▸ **TEXTAUSZUG**
--- --- ---
# Sennes FR: Größenauswahl -- extremer Reach



## FloImSchnee (27. September 2014)

Hallo zusammen, 

ich bin kurz davor ein Sennes FR zu bestellen. 
Eingesetzt wird's sowohl für normale Touren, als auch Tragetouren, als auch Bikeparktage werden. 

Ich bin 192cm groß bei 91cm Schrittlänge und fahre derzeit ein 2010er Canyon Torque, das ein 610mm langes Oberrohr hat und dessen Reach bei etwa 425mm liegen dürfte. 
Das Rad ist für mich sicher eher auf der kleinen Seite. 

Nun zum Sennes: 
Sennes FR, Gr. M: 585mm Oberrohr, 447mm Reach
Sennes FR, Gr. L: 612mm Oberrohr, 481mm (!) Reach
Geometrietabelle: http://alutech-cycles.com/mediafiles//Sonstiges/Rahmen/Sennes/SennesFR-GeoChart.pdf

Vom Oberrohr her würde mir das L passen, vom Reach her vermutlich eher das M. 
Die 481mm Reach des Large-Rahmens machen mich ratlos, kaum ein anderer Enduro/DH-Rahmen am Markt ist dermaßen lang. 
(bloß das sehr spezielle Mondraker Dune ist ähnlich lang)

Fürchte, dass mir das M beim Hochtreten deutlich zu kurz wäre, und das L für's Runterfahren womöglich zu wenig verspielt. 

Wie haben sich die bisherigen Sennes-Eigner entschieden, und wie sind eure Erfahrungen? 

Herzlichen Dank!

lg Flo


----------



## rzOne20 (28. September 2014)

Hast du nicht gerade auch etwas anderes zum Spielen bestellt? Dann würd ich das L nehmen


----------



## MTB-News.de




----------



## FloImSchnee (28. September 2014)

Nun, das Capra würde ev. wieder abbestellt. 
(das Sennes wär bikeparktauglicher)


----------



## rzOne20 (28. September 2014)

Mogst es nit dawoaten ;-)


----------



## cxfahrer (3. Oktober 2014)

Also ich find 480 Reach schon angenehm (Fanes) , grad im vergleich zum Torque vorher mit nur 430 Reach ist es eine wahre Wohltat. Bin aber auch 10 cm größer.
Reach und OR Länge haben ja nur über den (extrem steilen) Sitzwinkel miteinander zu tun. Das virtuelle"Oberrohr" ist daher effektiv beim M immer noch länger als bei deinem Torque (ich sass mal auf einem 2010er Torque in L, das war winzig!)...
--- --- ---
▸ **GESAMMELTE DATEN**

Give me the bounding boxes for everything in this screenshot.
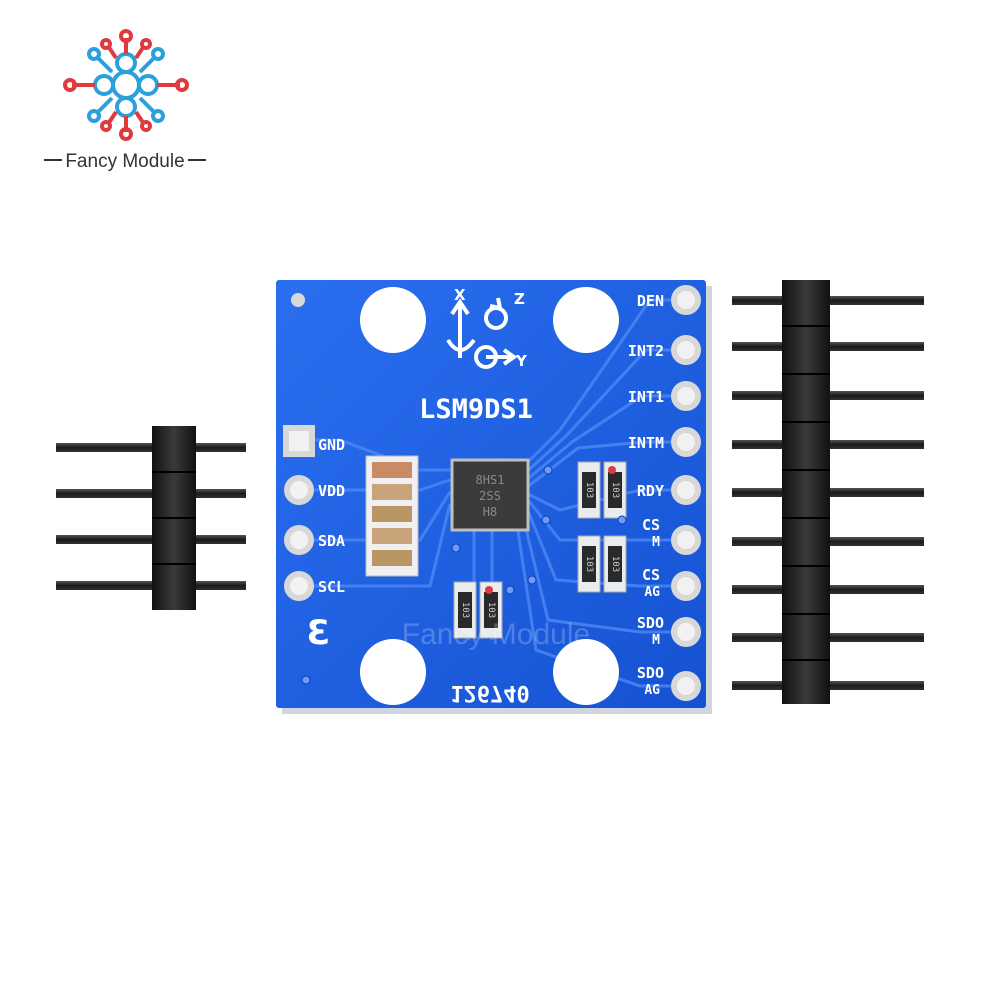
--- --- ---
▸ **ARBEITSAUFTRÄGE**
1 – Entnimm dem Forumsthread zur Größenwahl beim Sennes FR wörtlich die Passage von „Vom Oberrohr her“ bis „ist ähnlich lang)“.
2 – Schreibe den Forumsthread über die Rahmengröße des Sennes FR an der Stelle weiter, an der er aufhört.

▸ **LÖSUNGEN**
1 –
Vom Oberrohr her würde mir das L passen, vom Reach her vermutlich eher das M. 
Die 481mm Reach des Large-Rahmens machen mich ratlos, kaum ein anderer Enduro/DH-Rahmen am Markt ist dermaßen lang. 
(bloß das sehr spezielle Mondraker Dune ist ähnlich lang)

2 –
Nur das Gewicht ... ich hab echt Angst wenn ich ein Alutech mal wo länger bergauf tragen soll  .


----------



## der-gute (20. Oktober 2014)

ach...papperla-poppen...
hab an meinem Nicolai auch extra nen CCDB Coil und ne Hammerschmidt montiert,
damit ich bergauf nicht all zu schnell trage.


----------



## FloImSchnee (20. Oktober 2014)

Hab das Rad mittlerweile zwei Wochen und gewöhne mich immer mehr dran. 
Beim Schnellfahren ist der längere Rahmen und der Staubsaugerhinterbau eine Wohltat. (verdammt ist das Ding schnell, bergab!)
Beim technischen Fahren wird's auch immer besser und das Springen wird auch langsam wieder. 

Das Torque war natürlich schon wesentlich spielerischer - keine Überraschung - aber in Summe ist's echt _geil_, das Sennes!
Womit ich mir noch schwer tue: hohe Bunnyhops, bzw. generell abdrücken an kleinen Hindernissen.


----------



## cxfahrer (20. Oktober 2014)

Ich kann ja überhaupt nicht springen, aber mit dem Vivid Coil springt die Fanes von alleine (und kickt auch nicht). 
Zugstufe weit genug auf?


----------



## FloImSchnee (20. Oktober 2014)

Haha, naja, wenn ich die Zugstufe auf "Springgingkerl" (Übersetzung: Springbock) umstellen würde, hätte ich beim Schnellfahren keine Freude mehr.


----------



## cxfahrer (20. Oktober 2014)

Ne kann ich so nicht sagen beim Vivid, zusammen mit der Float vorne habe ich auch am Rumpelfreeride am Okopf die Zugstufe ziemlich weit offen machen müssen, um Tempo halten zu können (um dem Kumpel mit dem Capra mit komplett BOS folgen zu können). Das passt schon. War echt überrascht, was eine zweistufige Zugstufe so kann.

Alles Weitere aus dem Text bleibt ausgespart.